> _Task brief_: Your task is to repeat the lines below exactly, excluding any pictures they contain.
--
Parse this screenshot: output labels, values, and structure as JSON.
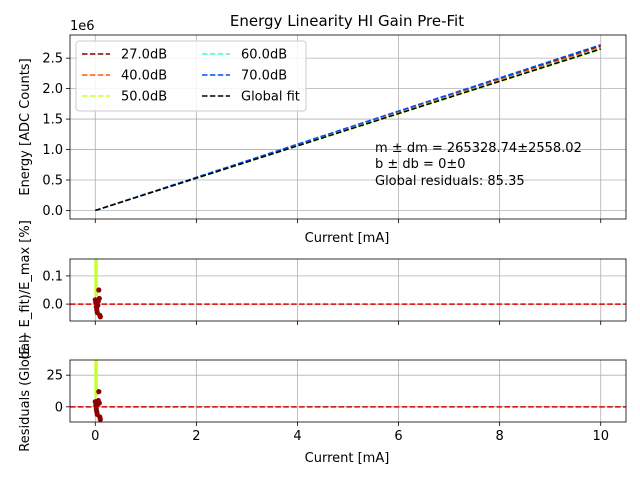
{
  "chart_data": [
    {
      "type": "line",
      "title": "Energy Linearity HI Gain Pre-Fit",
      "xlabel": "Current [mA]",
      "ylabel": "Energy [ADC Counts]",
      "y_offset_label": "1e6",
      "xlim": [
        -0.5,
        10.5
      ],
      "ylim": [
        -0.14,
        2.88
      ],
      "xticks": [
        0,
        2,
        4,
        6,
        8,
        10
      ],
      "yticks": [
        0.0,
        0.5,
        1.0,
        1.5,
        2.0,
        2.5
      ],
      "ytick_labels": [
        "0.0",
        "0.5",
        "1.0",
        "1.5",
        "2.0",
        "2.5"
      ],
      "grid": true,
      "legend_position": "upper-left",
      "series": [
        {
          "name": "27.0dB",
          "color": "#7f0000",
          "style": "dashed",
          "x": [
            0,
            10
          ],
          "y": [
            0.0,
            2.7
          ]
        },
        {
          "name": "40.0dB",
          "color": "#ff5a00",
          "style": "dashed",
          "x": [
            0,
            10
          ],
          "y": [
            0.0,
            2.68
          ]
        },
        {
          "name": "50.0dB",
          "color": "#c8ff2e",
          "style": "dashed",
          "x": [
            0,
            10
          ],
          "y": [
            0.0,
            2.64
          ]
        },
        {
          "name": "60.0dB",
          "color": "#3affc0",
          "style": "dashed",
          "x": [
            0,
            10
          ],
          "y": [
            0.0,
            2.66
          ]
        },
        {
          "name": "70.0dB",
          "color": "#0050ff",
          "style": "dashed",
          "x": [
            0,
            10
          ],
          "y": [
            0.0,
            2.72
          ]
        },
        {
          "name": "Global fit",
          "color": "#000000",
          "style": "dashed",
          "x": [
            0,
            10
          ],
          "y": [
            0.0,
            2.65
          ]
        }
      ],
      "annotation": {
        "line1": "m ± dm = 265328.74±2558.02",
        "line2": "b ± db = 0±0",
        "line3": "Global residuals: 85.35"
      }
    },
    {
      "type": "scatter",
      "xlabel": "",
      "ylabel": "(E − E_fit)/E_max [%]",
      "xlim": [
        -0.5,
        10.5
      ],
      "ylim": [
        -0.06,
        0.16
      ],
      "yticks": [
        0.0,
        0.1
      ],
      "ytick_labels": [
        "0.0",
        "0.1"
      ],
      "grid": true,
      "reference_line": {
        "y": 0,
        "color": "#e00000",
        "style": "dashed"
      },
      "band": {
        "color": "#c8ff2e",
        "x": [
          0.0,
          0.03
        ]
      },
      "points": [
        {
          "x": 0.0,
          "y": 0.015
        },
        {
          "x": 0.02,
          "y": -0.01
        },
        {
          "x": 0.03,
          "y": -0.02
        },
        {
          "x": 0.05,
          "y": -0.005
        },
        {
          "x": 0.06,
          "y": 0.01
        },
        {
          "x": 0.07,
          "y": 0.05
        },
        {
          "x": 0.08,
          "y": 0.02
        },
        {
          "x": 0.09,
          "y": -0.04
        },
        {
          "x": 0.1,
          "y": -0.045
        },
        {
          "x": 0.04,
          "y": -0.03
        },
        {
          "x": 0.01,
          "y": 0.005
        }
      ],
      "points_color": "#8b0000"
    },
    {
      "type": "scatter",
      "xlabel": "Current [mA]",
      "ylabel": "Residuals (Global)",
      "xlim": [
        -0.5,
        10.5
      ],
      "ylim": [
        -12,
        37
      ],
      "xticks": [
        0,
        2,
        4,
        6,
        8,
        10
      ],
      "yticks": [
        0,
        25
      ],
      "ytick_labels": [
        "0",
        "25"
      ],
      "grid": true,
      "reference_line": {
        "y": 0,
        "color": "#e00000",
        "style": "dashed"
      },
      "band": {
        "color": "#c8ff2e",
        "x": [
          0.0,
          0.03
        ]
      },
      "points": [
        {
          "x": 0.0,
          "y": 4
        },
        {
          "x": 0.02,
          "y": -2
        },
        {
          "x": 0.03,
          "y": -4
        },
        {
          "x": 0.05,
          "y": 2
        },
        {
          "x": 0.06,
          "y": 5
        },
        {
          "x": 0.07,
          "y": 12
        },
        {
          "x": 0.08,
          "y": 3
        },
        {
          "x": 0.09,
          "y": -8
        },
        {
          "x": 0.1,
          "y": -10
        },
        {
          "x": 0.04,
          "y": -6
        },
        {
          "x": 0.01,
          "y": 1
        }
      ],
      "points_color": "#8b0000"
    }
  ]
}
--
> _Result_:
Parse this screenshot: output labels, values, and structure as JSON.
{
  "chart_data": [
    {
      "type": "line",
      "title": "Energy Linearity HI Gain Pre-Fit",
      "xlabel": "Current [mA]",
      "ylabel": "Energy [ADC Counts]",
      "y_offset_label": "1e6",
      "xlim": [
        -0.5,
        10.5
      ],
      "ylim": [
        -0.14,
        2.88
      ],
      "xticks": [
        0,
        2,
        4,
        6,
        8,
        10
      ],
      "yticks": [
        0.0,
        0.5,
        1.0,
        1.5,
        2.0,
        2.5
      ],
      "ytick_labels": [
        "0.0",
        "0.5",
        "1.0",
        "1.5",
        "2.0",
        "2.5"
      ],
      "grid": true,
      "legend_position": "upper-left",
      "series": [
        {
          "name": "27.0dB",
          "color": "#7f0000",
          "style": "dashed",
          "x": [
            0,
            10
          ],
          "y": [
            0.0,
            2.7
          ]
        },
        {
          "name": "40.0dB",
          "color": "#ff5a00",
          "style": "dashed",
          "x": [
            0,
            10
          ],
          "y": [
            0.0,
            2.68
          ]
        },
        {
          "name": "50.0dB",
          "color": "#c8ff2e",
          "style": "dashed",
          "x": [
            0,
            10
          ],
          "y": [
            0.0,
            2.64
          ]
        },
        {
          "name": "60.0dB",
          "color": "#3affc0",
          "style": "dashed",
          "x": [
            0,
            10
          ],
          "y": [
            0.0,
            2.66
          ]
        },
        {
          "name": "70.0dB",
          "color": "#0050ff",
          "style": "dashed",
          "x": [
            0,
            10
          ],
          "y": [
            0.0,
            2.72
          ]
        },
        {
          "name": "Global fit",
          "color": "#000000",
          "style": "dashed",
          "x": [
            0,
            10
          ],
          "y": [
            0.0,
            2.65
          ]
        }
      ],
      "annotation": {
        "line1": "m ± dm = 265328.74±2558.02",
        "line2": "b ± db = 0±0",
        "line3": "Global residuals: 85.35"
      }
    },
    {
      "type": "scatter",
      "xlabel": "",
      "ylabel": "(E − E_fit)/E_max [%]",
      "xlim": [
        -0.5,
        10.5
      ],
      "ylim": [
        -0.06,
        0.16
      ],
      "yticks": [
        0.0,
        0.1
      ],
      "ytick_labels": [
        "0.0",
        "0.1"
      ],
      "grid": true,
      "reference_line": {
        "y": 0,
        "color": "#e00000",
        "style": "dashed"
      },
      "band": {
        "color": "#c8ff2e",
        "x": [
          0.0,
          0.03
        ]
      },
      "points": [
        {
          "x": 0.0,
          "y": 0.015
        },
        {
          "x": 0.02,
          "y": -0.01
        },
        {
          "x": 0.03,
          "y": -0.02
        },
        {
          "x": 0.05,
          "y": -0.005
        },
        {
          "x": 0.06,
          "y": 0.01
        },
        {
          "x": 0.07,
          "y": 0.05
        },
        {
          "x": 0.08,
          "y": 0.02
        },
        {
          "x": 0.09,
          "y": -0.04
        },
        {
          "x": 0.1,
          "y": -0.045
        },
        {
          "x": 0.04,
          "y": -0.03
        },
        {
          "x": 0.01,
          "y": 0.005
        }
      ],
      "points_color": "#8b0000"
    },
    {
      "type": "scatter",
      "xlabel": "Current [mA]",
      "ylabel": "Residuals (Global)",
      "xlim": [
        -0.5,
        10.5
      ],
      "ylim": [
        -12,
        37
      ],
      "xticks": [
        0,
        2,
        4,
        6,
        8,
        10
      ],
      "yticks": [
        0,
        25
      ],
      "ytick_labels": [
        "0",
        "25"
      ],
      "grid": true,
      "reference_line": {
        "y": 0,
        "color": "#e00000",
        "style": "dashed"
      },
      "band": {
        "color": "#c8ff2e",
        "x": [
          0.0,
          0.03
        ]
      },
      "points": [
        {
          "x": 0.0,
          "y": 4
        },
        {
          "x": 0.02,
          "y": -2
        },
        {
          "x": 0.03,
          "y": -4
        },
        {
          "x": 0.05,
          "y": 2
        },
        {
          "x": 0.06,
          "y": 5
        },
        {
          "x": 0.07,
          "y": 12
        },
        {
          "x": 0.08,
          "y": 3
        },
        {
          "x": 0.09,
          "y": -8
        },
        {
          "x": 0.1,
          "y": -10
        },
        {
          "x": 0.04,
          "y": -6
        },
        {
          "x": 0.01,
          "y": 1
        }
      ],
      "points_color": "#8b0000"
    }
  ]
}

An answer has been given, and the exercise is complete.